The request
Pick out all lines of the entries that include the word "Units" and copy them.

--------

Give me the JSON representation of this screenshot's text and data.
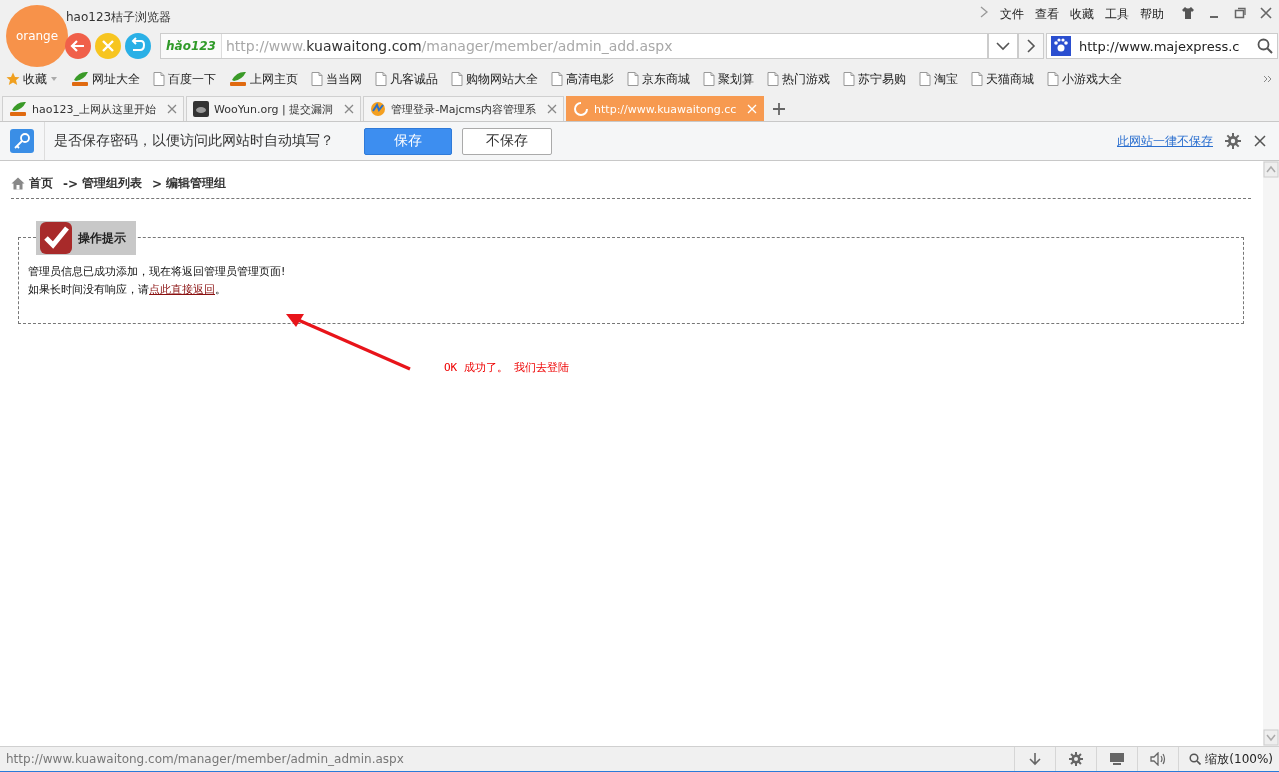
{
  "browser": {
    "logo_text": "orange",
    "title": "hao123桔子浏览器",
    "menu": [
      "文件",
      "查看",
      "收藏",
      "工具",
      "帮助"
    ]
  },
  "address_bar": {
    "badge": "hǎo123",
    "url": [
      {
        "text": "http://www.",
        "kind": "dim"
      },
      {
        "text": "kuawaitong.com",
        "kind": "host"
      },
      {
        "text": "/manager/member/admin_add.aspx",
        "kind": "dim"
      }
    ]
  },
  "search_box": {
    "value": "http://www.majexpress.c"
  },
  "bookmarks": [
    {
      "label": "收藏",
      "kind": "star"
    },
    {
      "label": "网址大全",
      "kind": "hao"
    },
    {
      "label": "百度一下",
      "kind": "page"
    },
    {
      "label": "上网主页",
      "kind": "hao"
    },
    {
      "label": "当当网",
      "kind": "page"
    },
    {
      "label": "凡客诚品",
      "kind": "page"
    },
    {
      "label": "购物网站大全",
      "kind": "page"
    },
    {
      "label": "高清电影",
      "kind": "page"
    },
    {
      "label": "京东商城",
      "kind": "page"
    },
    {
      "label": "聚划算",
      "kind": "page"
    },
    {
      "label": "热门游戏",
      "kind": "page"
    },
    {
      "label": "苏宁易购",
      "kind": "page"
    },
    {
      "label": "淘宝",
      "kind": "page"
    },
    {
      "label": "天猫商城",
      "kind": "page"
    },
    {
      "label": "小游戏大全",
      "kind": "page"
    }
  ],
  "tabs": [
    {
      "label": "hao123_上网从这里开始",
      "selected": false
    },
    {
      "label": "WooYun.org | 提交漏洞",
      "selected": false
    },
    {
      "label": "管理登录-Majcms内容管理系",
      "selected": false
    },
    {
      "label": "http://www.kuawaitong.cc",
      "selected": true
    }
  ],
  "password_bar": {
    "question": "是否保存密码，以便访问此网站时自动填写？",
    "save": "保存",
    "dont_save": "不保存",
    "never_link": "此网站一律不保存"
  },
  "page": {
    "breadcrumb": [
      {
        "text": "首页"
      },
      {
        "sep": "->",
        "text": "管理组列表"
      },
      {
        "sep": ">",
        "text": "编辑管理组"
      }
    ],
    "notice": {
      "title": "操作提示",
      "line_1": "管理员信息已成功添加，现在将返回管理员管理页面!",
      "line_2_before": "如果长时间没有响应，请",
      "line_2_link": "点此直接返回",
      "line_2_after": "。"
    },
    "annotation": "OK 成功了。 我们去登陆"
  },
  "status_bar": {
    "url": "http://www.kuawaitong.com/manager/member/admin_admin.aspx",
    "zoom": "缩放(100%)"
  }
}
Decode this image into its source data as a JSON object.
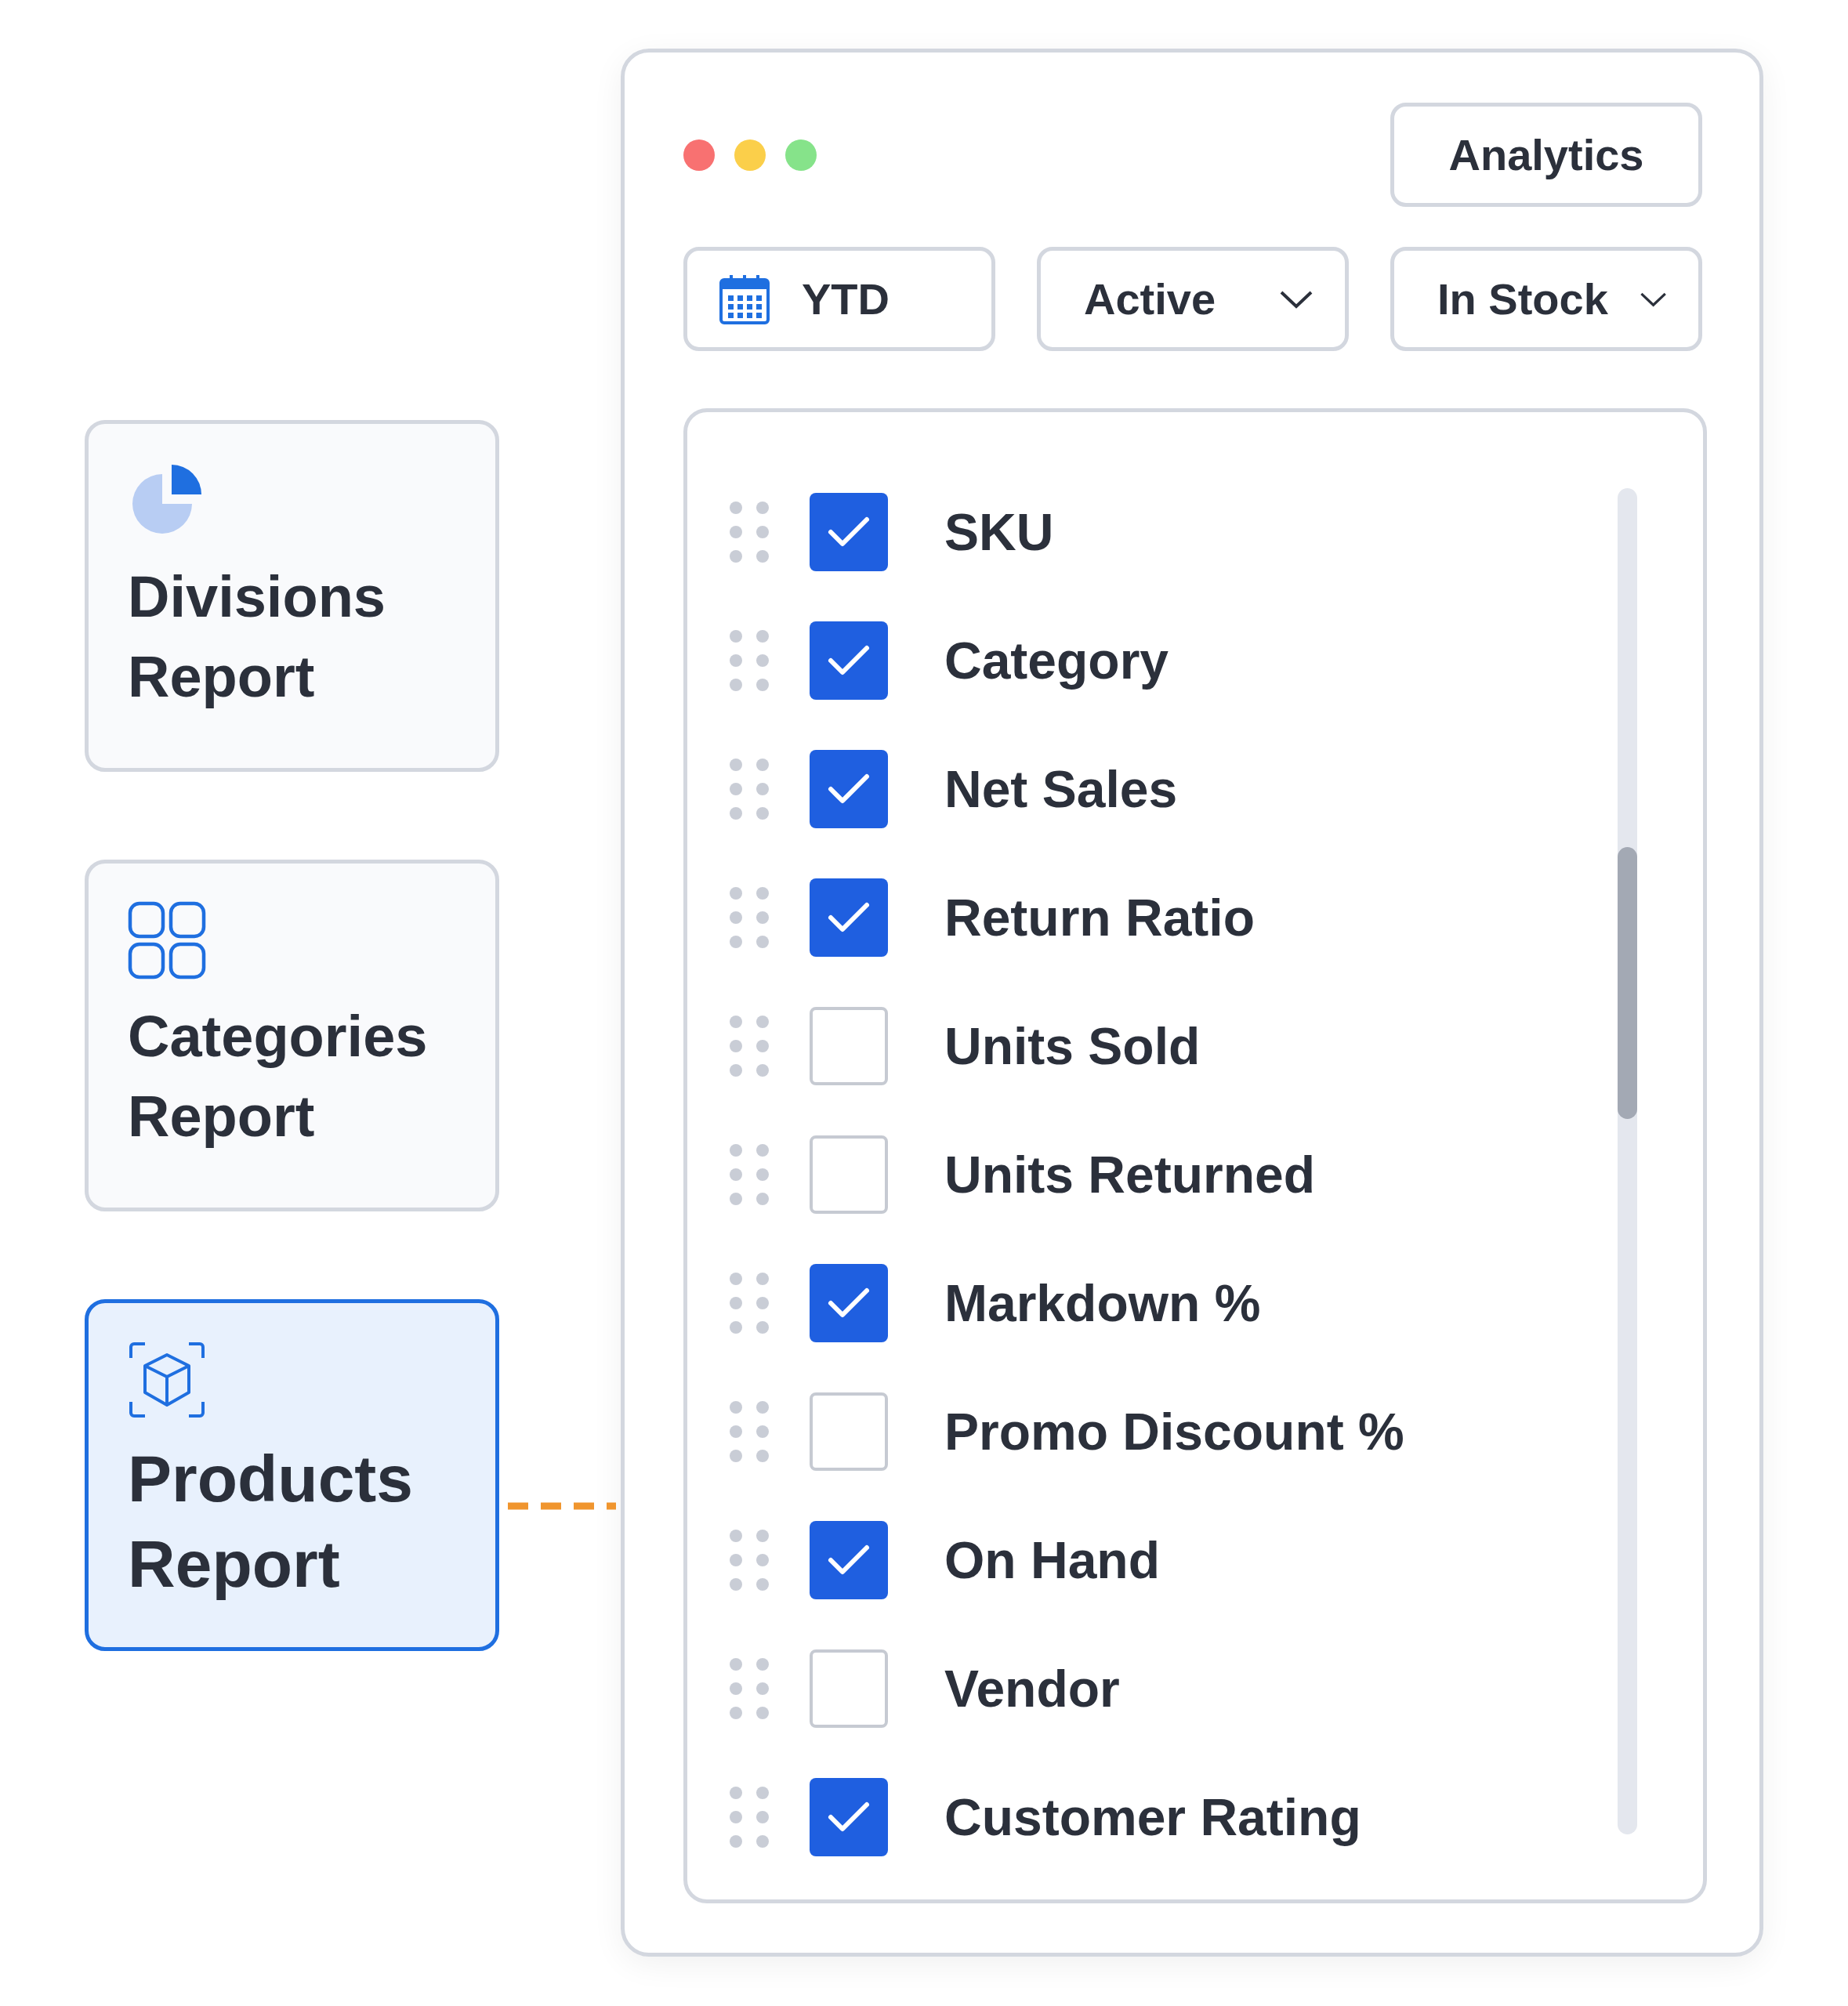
{
  "reports": [
    {
      "kind": "pie",
      "title": "Divisions Report",
      "selected": false
    },
    {
      "kind": "grid",
      "title": "Categories Report",
      "selected": false
    },
    {
      "kind": "cube",
      "title": "Products Report",
      "selected": true
    }
  ],
  "window": {
    "button": "Analytics"
  },
  "filters": [
    {
      "kind": "date",
      "value": "YTD"
    },
    {
      "kind": "dropdown",
      "value": "Active"
    },
    {
      "kind": "dropdown",
      "value": "In Stock"
    }
  ],
  "columns": [
    {
      "label": "SKU",
      "checked": true
    },
    {
      "label": "Category",
      "checked": true
    },
    {
      "label": "Net Sales",
      "checked": true
    },
    {
      "label": "Return Ratio",
      "checked": true
    },
    {
      "label": "Units Sold",
      "checked": false
    },
    {
      "label": "Units Returned",
      "checked": false
    },
    {
      "label": "Markdown %",
      "checked": true
    },
    {
      "label": "Promo Discount %",
      "checked": false
    },
    {
      "label": "On Hand",
      "checked": true
    },
    {
      "label": "Vendor",
      "checked": false
    },
    {
      "label": "Customer Rating",
      "checked": true
    }
  ]
}
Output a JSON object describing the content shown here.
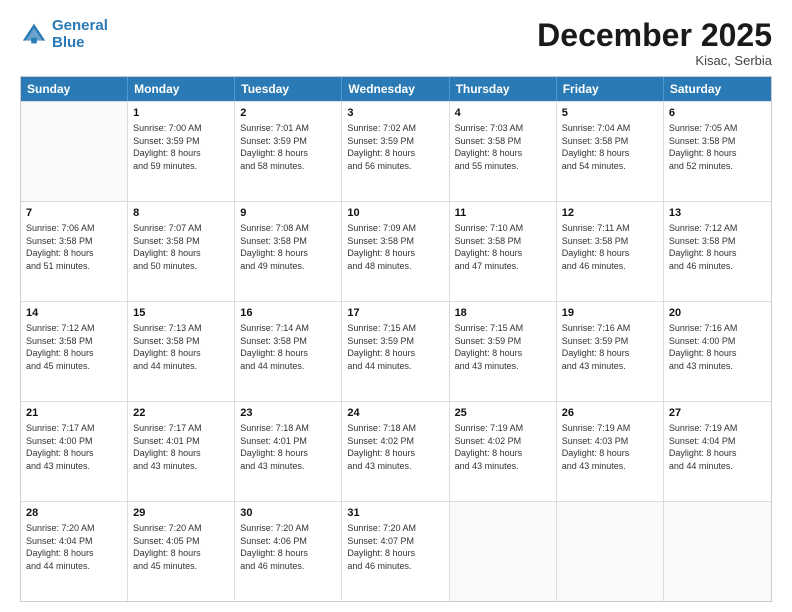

--------

Result of the task
      "label": "Units Sold",
      "label": "Units Returned",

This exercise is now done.